[Entries with figure data]
════════════════════
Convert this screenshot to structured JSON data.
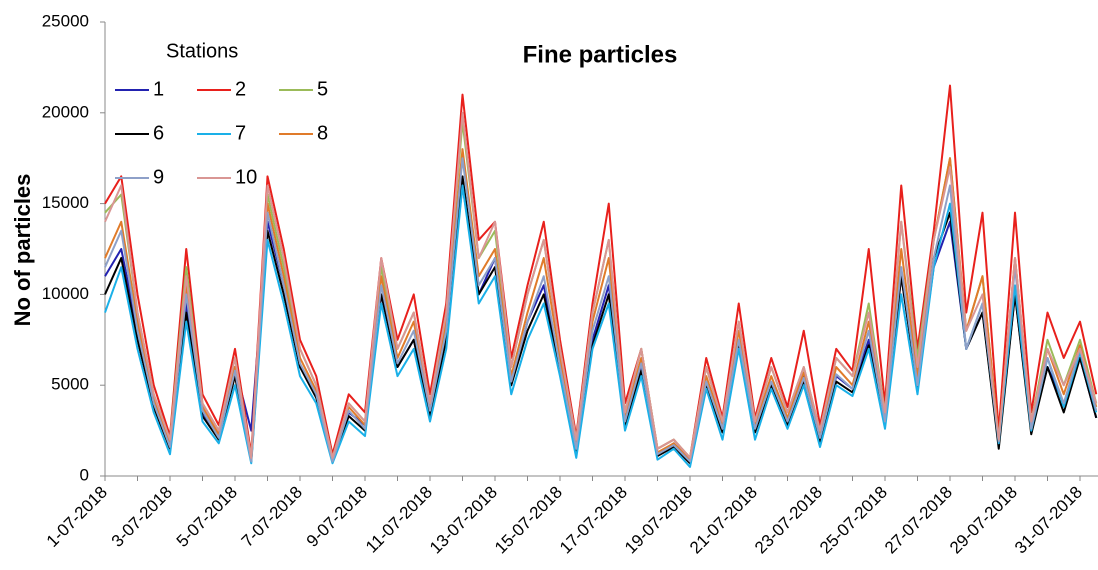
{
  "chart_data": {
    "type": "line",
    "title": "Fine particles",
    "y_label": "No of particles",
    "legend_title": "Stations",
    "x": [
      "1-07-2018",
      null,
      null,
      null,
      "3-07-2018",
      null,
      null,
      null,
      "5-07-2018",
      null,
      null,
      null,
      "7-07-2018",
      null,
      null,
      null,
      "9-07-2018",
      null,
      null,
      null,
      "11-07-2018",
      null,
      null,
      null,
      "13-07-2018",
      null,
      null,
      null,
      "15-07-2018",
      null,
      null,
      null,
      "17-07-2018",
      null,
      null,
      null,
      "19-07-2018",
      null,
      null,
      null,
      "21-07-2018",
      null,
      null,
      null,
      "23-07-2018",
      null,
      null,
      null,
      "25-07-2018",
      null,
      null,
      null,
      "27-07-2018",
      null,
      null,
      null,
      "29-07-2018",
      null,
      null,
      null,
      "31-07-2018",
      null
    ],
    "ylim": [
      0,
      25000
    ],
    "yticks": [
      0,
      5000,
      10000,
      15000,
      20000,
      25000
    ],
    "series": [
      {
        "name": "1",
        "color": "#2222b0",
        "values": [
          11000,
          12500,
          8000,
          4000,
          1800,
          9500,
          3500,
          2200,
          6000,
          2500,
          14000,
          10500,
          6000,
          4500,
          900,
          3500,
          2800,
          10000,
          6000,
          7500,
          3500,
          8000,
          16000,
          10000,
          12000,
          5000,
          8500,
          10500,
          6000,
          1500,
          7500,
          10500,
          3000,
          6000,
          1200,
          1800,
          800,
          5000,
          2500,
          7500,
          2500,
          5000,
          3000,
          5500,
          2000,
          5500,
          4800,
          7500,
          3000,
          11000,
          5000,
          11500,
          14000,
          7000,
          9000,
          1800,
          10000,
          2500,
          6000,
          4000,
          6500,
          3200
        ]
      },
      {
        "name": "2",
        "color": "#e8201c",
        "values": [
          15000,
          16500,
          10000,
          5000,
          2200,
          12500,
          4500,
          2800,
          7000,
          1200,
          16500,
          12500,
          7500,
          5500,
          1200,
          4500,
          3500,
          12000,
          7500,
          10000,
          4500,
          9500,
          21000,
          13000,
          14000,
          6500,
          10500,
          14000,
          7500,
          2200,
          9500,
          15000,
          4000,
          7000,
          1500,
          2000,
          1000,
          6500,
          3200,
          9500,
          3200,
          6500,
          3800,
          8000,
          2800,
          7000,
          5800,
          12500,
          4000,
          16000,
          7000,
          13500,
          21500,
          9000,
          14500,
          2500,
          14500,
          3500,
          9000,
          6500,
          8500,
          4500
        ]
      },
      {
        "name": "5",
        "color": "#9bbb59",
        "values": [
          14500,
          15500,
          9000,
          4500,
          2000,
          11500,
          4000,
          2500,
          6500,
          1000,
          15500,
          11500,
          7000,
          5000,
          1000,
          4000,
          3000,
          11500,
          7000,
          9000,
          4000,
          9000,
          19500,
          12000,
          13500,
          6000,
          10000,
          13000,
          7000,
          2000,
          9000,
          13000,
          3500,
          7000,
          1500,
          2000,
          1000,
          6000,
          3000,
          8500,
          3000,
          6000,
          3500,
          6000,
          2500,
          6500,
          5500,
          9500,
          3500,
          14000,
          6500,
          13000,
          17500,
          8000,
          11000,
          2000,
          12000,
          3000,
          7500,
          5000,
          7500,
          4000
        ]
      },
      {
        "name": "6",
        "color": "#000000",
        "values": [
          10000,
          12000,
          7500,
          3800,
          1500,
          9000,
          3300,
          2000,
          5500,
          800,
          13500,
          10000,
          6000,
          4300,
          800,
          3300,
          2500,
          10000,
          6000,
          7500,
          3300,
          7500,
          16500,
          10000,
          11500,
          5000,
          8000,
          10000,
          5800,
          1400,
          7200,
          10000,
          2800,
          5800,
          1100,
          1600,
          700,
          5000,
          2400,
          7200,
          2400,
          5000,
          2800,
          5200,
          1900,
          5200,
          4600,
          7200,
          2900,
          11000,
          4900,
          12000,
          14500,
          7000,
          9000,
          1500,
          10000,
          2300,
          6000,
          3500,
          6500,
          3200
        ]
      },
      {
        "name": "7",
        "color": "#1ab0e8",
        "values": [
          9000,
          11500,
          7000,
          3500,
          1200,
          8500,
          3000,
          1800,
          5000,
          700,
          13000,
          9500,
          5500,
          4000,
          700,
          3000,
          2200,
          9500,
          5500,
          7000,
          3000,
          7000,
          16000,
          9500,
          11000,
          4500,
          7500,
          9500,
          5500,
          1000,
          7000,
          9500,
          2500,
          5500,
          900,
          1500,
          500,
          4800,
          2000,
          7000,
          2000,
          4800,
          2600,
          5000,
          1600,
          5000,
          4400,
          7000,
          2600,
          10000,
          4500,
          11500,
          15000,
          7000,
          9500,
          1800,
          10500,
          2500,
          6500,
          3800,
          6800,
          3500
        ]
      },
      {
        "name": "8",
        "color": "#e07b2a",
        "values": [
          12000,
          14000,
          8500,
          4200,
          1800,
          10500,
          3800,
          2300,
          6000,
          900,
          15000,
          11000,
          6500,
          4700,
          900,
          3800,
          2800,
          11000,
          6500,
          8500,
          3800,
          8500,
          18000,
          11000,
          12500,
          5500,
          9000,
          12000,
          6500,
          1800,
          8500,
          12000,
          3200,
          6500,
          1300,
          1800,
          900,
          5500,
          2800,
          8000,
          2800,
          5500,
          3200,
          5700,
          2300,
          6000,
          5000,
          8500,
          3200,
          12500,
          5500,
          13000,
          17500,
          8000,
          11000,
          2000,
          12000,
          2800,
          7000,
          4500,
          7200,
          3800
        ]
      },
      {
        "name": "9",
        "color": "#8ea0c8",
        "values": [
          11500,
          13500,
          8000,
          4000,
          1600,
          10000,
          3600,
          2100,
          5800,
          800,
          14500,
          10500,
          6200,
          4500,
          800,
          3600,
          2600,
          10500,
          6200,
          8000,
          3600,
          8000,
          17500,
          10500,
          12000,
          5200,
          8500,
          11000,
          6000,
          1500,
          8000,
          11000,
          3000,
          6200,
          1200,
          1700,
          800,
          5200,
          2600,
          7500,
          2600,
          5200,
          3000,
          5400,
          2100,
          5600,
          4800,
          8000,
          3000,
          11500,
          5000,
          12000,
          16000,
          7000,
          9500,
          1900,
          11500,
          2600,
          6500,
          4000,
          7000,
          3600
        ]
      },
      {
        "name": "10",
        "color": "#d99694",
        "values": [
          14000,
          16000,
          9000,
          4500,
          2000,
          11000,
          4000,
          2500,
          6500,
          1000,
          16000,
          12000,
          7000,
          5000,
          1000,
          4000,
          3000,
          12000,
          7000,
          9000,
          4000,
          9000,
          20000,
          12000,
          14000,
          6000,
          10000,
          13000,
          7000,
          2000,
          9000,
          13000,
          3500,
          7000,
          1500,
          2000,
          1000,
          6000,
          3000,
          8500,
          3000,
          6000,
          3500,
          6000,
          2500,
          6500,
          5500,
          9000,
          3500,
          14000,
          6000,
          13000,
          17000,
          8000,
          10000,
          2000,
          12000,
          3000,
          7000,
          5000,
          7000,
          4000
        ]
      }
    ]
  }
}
════════════════════
To do
Copy each line exactly, and leave the pictures out of your copy.

Answer to this problem
Convert this screenshot to structured JSON data.
{
  "chart_data": {
    "type": "line",
    "title": "Fine particles",
    "y_label": "No of particles",
    "legend_title": "Stations",
    "x": [
      "1-07-2018",
      null,
      null,
      null,
      "3-07-2018",
      null,
      null,
      null,
      "5-07-2018",
      null,
      null,
      null,
      "7-07-2018",
      null,
      null,
      null,
      "9-07-2018",
      null,
      null,
      null,
      "11-07-2018",
      null,
      null,
      null,
      "13-07-2018",
      null,
      null,
      null,
      "15-07-2018",
      null,
      null,
      null,
      "17-07-2018",
      null,
      null,
      null,
      "19-07-2018",
      null,
      null,
      null,
      "21-07-2018",
      null,
      null,
      null,
      "23-07-2018",
      null,
      null,
      null,
      "25-07-2018",
      null,
      null,
      null,
      "27-07-2018",
      null,
      null,
      null,
      "29-07-2018",
      null,
      null,
      null,
      "31-07-2018",
      null
    ],
    "ylim": [
      0,
      25000
    ],
    "yticks": [
      0,
      5000,
      10000,
      15000,
      20000,
      25000
    ],
    "series": [
      {
        "name": "1",
        "color": "#2222b0",
        "values": [
          11000,
          12500,
          8000,
          4000,
          1800,
          9500,
          3500,
          2200,
          6000,
          2500,
          14000,
          10500,
          6000,
          4500,
          900,
          3500,
          2800,
          10000,
          6000,
          7500,
          3500,
          8000,
          16000,
          10000,
          12000,
          5000,
          8500,
          10500,
          6000,
          1500,
          7500,
          10500,
          3000,
          6000,
          1200,
          1800,
          800,
          5000,
          2500,
          7500,
          2500,
          5000,
          3000,
          5500,
          2000,
          5500,
          4800,
          7500,
          3000,
          11000,
          5000,
          11500,
          14000,
          7000,
          9000,
          1800,
          10000,
          2500,
          6000,
          4000,
          6500,
          3200
        ]
      },
      {
        "name": "2",
        "color": "#e8201c",
        "values": [
          15000,
          16500,
          10000,
          5000,
          2200,
          12500,
          4500,
          2800,
          7000,
          1200,
          16500,
          12500,
          7500,
          5500,
          1200,
          4500,
          3500,
          12000,
          7500,
          10000,
          4500,
          9500,
          21000,
          13000,
          14000,
          6500,
          10500,
          14000,
          7500,
          2200,
          9500,
          15000,
          4000,
          7000,
          1500,
          2000,
          1000,
          6500,
          3200,
          9500,
          3200,
          6500,
          3800,
          8000,
          2800,
          7000,
          5800,
          12500,
          4000,
          16000,
          7000,
          13500,
          21500,
          9000,
          14500,
          2500,
          14500,
          3500,
          9000,
          6500,
          8500,
          4500
        ]
      },
      {
        "name": "5",
        "color": "#9bbb59",
        "values": [
          14500,
          15500,
          9000,
          4500,
          2000,
          11500,
          4000,
          2500,
          6500,
          1000,
          15500,
          11500,
          7000,
          5000,
          1000,
          4000,
          3000,
          11500,
          7000,
          9000,
          4000,
          9000,
          19500,
          12000,
          13500,
          6000,
          10000,
          13000,
          7000,
          2000,
          9000,
          13000,
          3500,
          7000,
          1500,
          2000,
          1000,
          6000,
          3000,
          8500,
          3000,
          6000,
          3500,
          6000,
          2500,
          6500,
          5500,
          9500,
          3500,
          14000,
          6500,
          13000,
          17500,
          8000,
          11000,
          2000,
          12000,
          3000,
          7500,
          5000,
          7500,
          4000
        ]
      },
      {
        "name": "6",
        "color": "#000000",
        "values": [
          10000,
          12000,
          7500,
          3800,
          1500,
          9000,
          3300,
          2000,
          5500,
          800,
          13500,
          10000,
          6000,
          4300,
          800,
          3300,
          2500,
          10000,
          6000,
          7500,
          3300,
          7500,
          16500,
          10000,
          11500,
          5000,
          8000,
          10000,
          5800,
          1400,
          7200,
          10000,
          2800,
          5800,
          1100,
          1600,
          700,
          5000,
          2400,
          7200,
          2400,
          5000,
          2800,
          5200,
          1900,
          5200,
          4600,
          7200,
          2900,
          11000,
          4900,
          12000,
          14500,
          7000,
          9000,
          1500,
          10000,
          2300,
          6000,
          3500,
          6500,
          3200
        ]
      },
      {
        "name": "7",
        "color": "#1ab0e8",
        "values": [
          9000,
          11500,
          7000,
          3500,
          1200,
          8500,
          3000,
          1800,
          5000,
          700,
          13000,
          9500,
          5500,
          4000,
          700,
          3000,
          2200,
          9500,
          5500,
          7000,
          3000,
          7000,
          16000,
          9500,
          11000,
          4500,
          7500,
          9500,
          5500,
          1000,
          7000,
          9500,
          2500,
          5500,
          900,
          1500,
          500,
          4800,
          2000,
          7000,
          2000,
          4800,
          2600,
          5000,
          1600,
          5000,
          4400,
          7000,
          2600,
          10000,
          4500,
          11500,
          15000,
          7000,
          9500,
          1800,
          10500,
          2500,
          6500,
          3800,
          6800,
          3500
        ]
      },
      {
        "name": "8",
        "color": "#e07b2a",
        "values": [
          12000,
          14000,
          8500,
          4200,
          1800,
          10500,
          3800,
          2300,
          6000,
          900,
          15000,
          11000,
          6500,
          4700,
          900,
          3800,
          2800,
          11000,
          6500,
          8500,
          3800,
          8500,
          18000,
          11000,
          12500,
          5500,
          9000,
          12000,
          6500,
          1800,
          8500,
          12000,
          3200,
          6500,
          1300,
          1800,
          900,
          5500,
          2800,
          8000,
          2800,
          5500,
          3200,
          5700,
          2300,
          6000,
          5000,
          8500,
          3200,
          12500,
          5500,
          13000,
          17500,
          8000,
          11000,
          2000,
          12000,
          2800,
          7000,
          4500,
          7200,
          3800
        ]
      },
      {
        "name": "9",
        "color": "#8ea0c8",
        "values": [
          11500,
          13500,
          8000,
          4000,
          1600,
          10000,
          3600,
          2100,
          5800,
          800,
          14500,
          10500,
          6200,
          4500,
          800,
          3600,
          2600,
          10500,
          6200,
          8000,
          3600,
          8000,
          17500,
          10500,
          12000,
          5200,
          8500,
          11000,
          6000,
          1500,
          8000,
          11000,
          3000,
          6200,
          1200,
          1700,
          800,
          5200,
          2600,
          7500,
          2600,
          5200,
          3000,
          5400,
          2100,
          5600,
          4800,
          8000,
          3000,
          11500,
          5000,
          12000,
          16000,
          7000,
          9500,
          1900,
          11500,
          2600,
          6500,
          4000,
          7000,
          3600
        ]
      },
      {
        "name": "10",
        "color": "#d99694",
        "values": [
          14000,
          16000,
          9000,
          4500,
          2000,
          11000,
          4000,
          2500,
          6500,
          1000,
          16000,
          12000,
          7000,
          5000,
          1000,
          4000,
          3000,
          12000,
          7000,
          9000,
          4000,
          9000,
          20000,
          12000,
          14000,
          6000,
          10000,
          13000,
          7000,
          2000,
          9000,
          13000,
          3500,
          7000,
          1500,
          2000,
          1000,
          6000,
          3000,
          8500,
          3000,
          6000,
          3500,
          6000,
          2500,
          6500,
          5500,
          9000,
          3500,
          14000,
          6000,
          13000,
          17000,
          8000,
          10000,
          2000,
          12000,
          3000,
          7000,
          5000,
          7000,
          4000
        ]
      }
    ]
  }
}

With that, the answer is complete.